Select and reproduce each line of the listing below that bears the string "image".

=-=-=

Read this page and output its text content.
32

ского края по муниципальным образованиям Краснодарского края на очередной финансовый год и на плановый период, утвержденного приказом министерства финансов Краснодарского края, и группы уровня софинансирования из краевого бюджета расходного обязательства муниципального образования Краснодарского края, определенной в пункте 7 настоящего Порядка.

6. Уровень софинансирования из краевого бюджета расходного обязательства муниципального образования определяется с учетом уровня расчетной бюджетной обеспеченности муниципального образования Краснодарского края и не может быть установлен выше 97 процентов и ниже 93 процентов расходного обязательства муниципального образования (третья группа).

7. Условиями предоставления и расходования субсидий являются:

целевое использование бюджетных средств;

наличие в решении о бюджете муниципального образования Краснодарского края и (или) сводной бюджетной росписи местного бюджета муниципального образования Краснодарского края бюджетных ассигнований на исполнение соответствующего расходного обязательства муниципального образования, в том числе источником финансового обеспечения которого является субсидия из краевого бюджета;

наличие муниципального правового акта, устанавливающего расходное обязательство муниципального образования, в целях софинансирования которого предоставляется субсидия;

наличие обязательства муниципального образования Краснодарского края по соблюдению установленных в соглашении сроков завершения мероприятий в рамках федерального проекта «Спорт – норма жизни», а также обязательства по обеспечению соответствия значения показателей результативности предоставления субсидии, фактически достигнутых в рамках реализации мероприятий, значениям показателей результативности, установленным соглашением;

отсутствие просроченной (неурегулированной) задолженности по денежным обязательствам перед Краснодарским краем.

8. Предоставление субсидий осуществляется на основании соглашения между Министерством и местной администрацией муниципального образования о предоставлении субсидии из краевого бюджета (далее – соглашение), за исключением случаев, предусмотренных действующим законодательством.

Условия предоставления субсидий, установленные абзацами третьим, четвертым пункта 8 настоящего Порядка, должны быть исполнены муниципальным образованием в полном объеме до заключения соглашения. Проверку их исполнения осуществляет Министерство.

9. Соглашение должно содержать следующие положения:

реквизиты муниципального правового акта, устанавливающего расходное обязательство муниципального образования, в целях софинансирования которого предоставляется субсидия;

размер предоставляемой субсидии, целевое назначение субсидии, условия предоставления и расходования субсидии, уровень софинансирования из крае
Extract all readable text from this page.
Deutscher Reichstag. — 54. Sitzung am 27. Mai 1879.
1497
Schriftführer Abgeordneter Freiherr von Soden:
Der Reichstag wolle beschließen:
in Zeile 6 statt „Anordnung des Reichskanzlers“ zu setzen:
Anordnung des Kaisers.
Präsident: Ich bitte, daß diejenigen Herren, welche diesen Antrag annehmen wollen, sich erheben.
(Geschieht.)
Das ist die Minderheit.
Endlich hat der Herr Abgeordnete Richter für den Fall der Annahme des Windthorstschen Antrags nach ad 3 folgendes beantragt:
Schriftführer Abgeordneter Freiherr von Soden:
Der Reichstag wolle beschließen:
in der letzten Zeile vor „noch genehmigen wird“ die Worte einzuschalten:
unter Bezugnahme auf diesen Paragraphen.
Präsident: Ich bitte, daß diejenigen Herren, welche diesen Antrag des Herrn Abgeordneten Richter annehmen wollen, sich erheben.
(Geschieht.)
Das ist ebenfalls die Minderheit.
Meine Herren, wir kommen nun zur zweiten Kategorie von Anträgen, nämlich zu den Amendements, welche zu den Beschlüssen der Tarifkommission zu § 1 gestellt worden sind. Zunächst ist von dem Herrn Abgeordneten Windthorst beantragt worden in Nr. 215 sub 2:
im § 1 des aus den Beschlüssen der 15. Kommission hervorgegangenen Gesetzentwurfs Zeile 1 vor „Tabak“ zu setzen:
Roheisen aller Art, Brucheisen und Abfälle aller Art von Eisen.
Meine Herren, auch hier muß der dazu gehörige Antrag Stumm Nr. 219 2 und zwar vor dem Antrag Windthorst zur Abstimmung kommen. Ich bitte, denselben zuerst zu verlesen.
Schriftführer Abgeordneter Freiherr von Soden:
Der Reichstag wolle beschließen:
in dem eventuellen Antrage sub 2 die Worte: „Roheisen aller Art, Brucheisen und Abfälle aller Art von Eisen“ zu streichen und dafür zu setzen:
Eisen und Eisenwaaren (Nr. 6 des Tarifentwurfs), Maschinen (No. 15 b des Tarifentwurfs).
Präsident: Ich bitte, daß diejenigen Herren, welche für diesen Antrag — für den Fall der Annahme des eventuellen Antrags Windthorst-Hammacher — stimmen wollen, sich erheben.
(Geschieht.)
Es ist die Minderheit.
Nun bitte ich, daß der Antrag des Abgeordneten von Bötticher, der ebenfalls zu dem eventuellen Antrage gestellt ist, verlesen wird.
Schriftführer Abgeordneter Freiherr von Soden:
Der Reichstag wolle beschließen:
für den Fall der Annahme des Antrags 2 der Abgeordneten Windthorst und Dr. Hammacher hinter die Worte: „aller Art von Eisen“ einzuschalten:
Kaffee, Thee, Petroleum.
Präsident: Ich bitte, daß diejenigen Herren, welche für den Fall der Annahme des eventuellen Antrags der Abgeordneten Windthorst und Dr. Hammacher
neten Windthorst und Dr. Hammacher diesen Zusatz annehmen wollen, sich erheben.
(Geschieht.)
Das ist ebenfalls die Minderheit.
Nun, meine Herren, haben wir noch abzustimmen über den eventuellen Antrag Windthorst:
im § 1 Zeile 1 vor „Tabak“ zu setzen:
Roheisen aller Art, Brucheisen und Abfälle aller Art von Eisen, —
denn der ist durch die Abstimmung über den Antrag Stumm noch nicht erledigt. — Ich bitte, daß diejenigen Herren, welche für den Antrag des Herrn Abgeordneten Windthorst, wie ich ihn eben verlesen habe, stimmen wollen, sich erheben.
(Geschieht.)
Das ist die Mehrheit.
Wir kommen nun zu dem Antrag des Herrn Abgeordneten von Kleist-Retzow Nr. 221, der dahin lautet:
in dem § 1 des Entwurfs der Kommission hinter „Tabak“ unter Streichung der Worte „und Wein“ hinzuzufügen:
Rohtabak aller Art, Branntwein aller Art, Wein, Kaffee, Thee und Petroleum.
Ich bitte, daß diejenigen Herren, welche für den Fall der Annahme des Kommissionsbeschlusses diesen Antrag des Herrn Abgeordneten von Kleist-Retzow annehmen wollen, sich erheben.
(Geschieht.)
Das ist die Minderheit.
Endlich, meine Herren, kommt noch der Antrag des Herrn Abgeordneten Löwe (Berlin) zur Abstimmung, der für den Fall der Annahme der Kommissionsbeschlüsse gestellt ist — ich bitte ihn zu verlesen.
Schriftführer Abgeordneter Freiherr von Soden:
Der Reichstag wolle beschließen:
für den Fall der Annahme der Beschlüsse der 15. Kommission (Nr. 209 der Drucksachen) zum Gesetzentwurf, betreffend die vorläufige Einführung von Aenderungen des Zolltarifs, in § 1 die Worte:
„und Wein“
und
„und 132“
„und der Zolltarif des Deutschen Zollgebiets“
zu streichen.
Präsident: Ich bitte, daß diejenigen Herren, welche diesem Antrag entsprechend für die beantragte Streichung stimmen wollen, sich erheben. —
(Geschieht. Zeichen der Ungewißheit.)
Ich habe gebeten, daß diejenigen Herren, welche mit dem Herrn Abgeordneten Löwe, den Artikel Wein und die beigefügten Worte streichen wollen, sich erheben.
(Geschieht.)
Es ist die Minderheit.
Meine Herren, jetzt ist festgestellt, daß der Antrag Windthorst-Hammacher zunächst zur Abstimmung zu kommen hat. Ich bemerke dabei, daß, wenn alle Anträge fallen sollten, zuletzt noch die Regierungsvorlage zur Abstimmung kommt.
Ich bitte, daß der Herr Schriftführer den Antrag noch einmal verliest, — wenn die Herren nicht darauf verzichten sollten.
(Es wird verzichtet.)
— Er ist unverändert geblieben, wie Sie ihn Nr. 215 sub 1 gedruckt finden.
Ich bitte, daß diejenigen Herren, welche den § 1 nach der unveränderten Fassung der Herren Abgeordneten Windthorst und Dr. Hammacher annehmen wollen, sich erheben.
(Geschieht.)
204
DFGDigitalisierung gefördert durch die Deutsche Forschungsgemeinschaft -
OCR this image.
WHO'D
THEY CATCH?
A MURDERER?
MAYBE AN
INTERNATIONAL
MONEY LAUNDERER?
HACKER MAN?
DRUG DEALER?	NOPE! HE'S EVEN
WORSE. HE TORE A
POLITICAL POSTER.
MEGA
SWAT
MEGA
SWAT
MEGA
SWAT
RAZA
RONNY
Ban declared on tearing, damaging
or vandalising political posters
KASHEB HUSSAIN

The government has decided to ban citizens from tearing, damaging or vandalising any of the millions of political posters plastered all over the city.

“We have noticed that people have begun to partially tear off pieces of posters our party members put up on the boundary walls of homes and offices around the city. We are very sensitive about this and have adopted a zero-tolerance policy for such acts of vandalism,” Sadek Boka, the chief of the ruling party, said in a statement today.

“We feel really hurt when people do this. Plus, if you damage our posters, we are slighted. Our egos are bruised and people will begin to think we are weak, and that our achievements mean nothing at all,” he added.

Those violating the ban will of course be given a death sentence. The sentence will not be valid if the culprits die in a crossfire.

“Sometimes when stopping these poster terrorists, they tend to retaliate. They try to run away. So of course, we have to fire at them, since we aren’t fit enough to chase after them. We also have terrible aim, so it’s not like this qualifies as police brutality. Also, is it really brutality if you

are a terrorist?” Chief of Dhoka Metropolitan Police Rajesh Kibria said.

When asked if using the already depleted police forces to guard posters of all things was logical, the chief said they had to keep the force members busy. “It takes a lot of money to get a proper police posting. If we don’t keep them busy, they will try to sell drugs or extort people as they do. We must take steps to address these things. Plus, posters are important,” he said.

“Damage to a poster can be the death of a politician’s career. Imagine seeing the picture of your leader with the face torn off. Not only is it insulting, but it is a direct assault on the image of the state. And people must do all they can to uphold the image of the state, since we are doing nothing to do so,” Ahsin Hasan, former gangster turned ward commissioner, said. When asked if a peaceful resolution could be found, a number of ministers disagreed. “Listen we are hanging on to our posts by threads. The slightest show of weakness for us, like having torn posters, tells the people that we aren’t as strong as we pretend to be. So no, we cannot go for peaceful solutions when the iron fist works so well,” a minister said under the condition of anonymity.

=-=-=

RESULT OF THIS EXERCISE:
OCR this image.
“Damage to a poster can be the death of a politician’s career. Imagine seeing the picture of your leader with the face torn off. Not only is it insulting, but it is a direct assault on the image of the state. And people must do all they can to uphold the image of the state, since we are doing nothing to do so,” Ahsin Hasan, former gangster turned ward commissioner, said. When asked if a peaceful resolution could be found, a number of ministers disagreed. “Listen we are hanging on to our posts by threads. The slightest show of weakness for us, like having torn posters, tells the people that we aren’t as strong as we pretend to be. So no, we cannot go for peaceful solutions when the iron fist works so well,” a minister said under the condition of anonymity.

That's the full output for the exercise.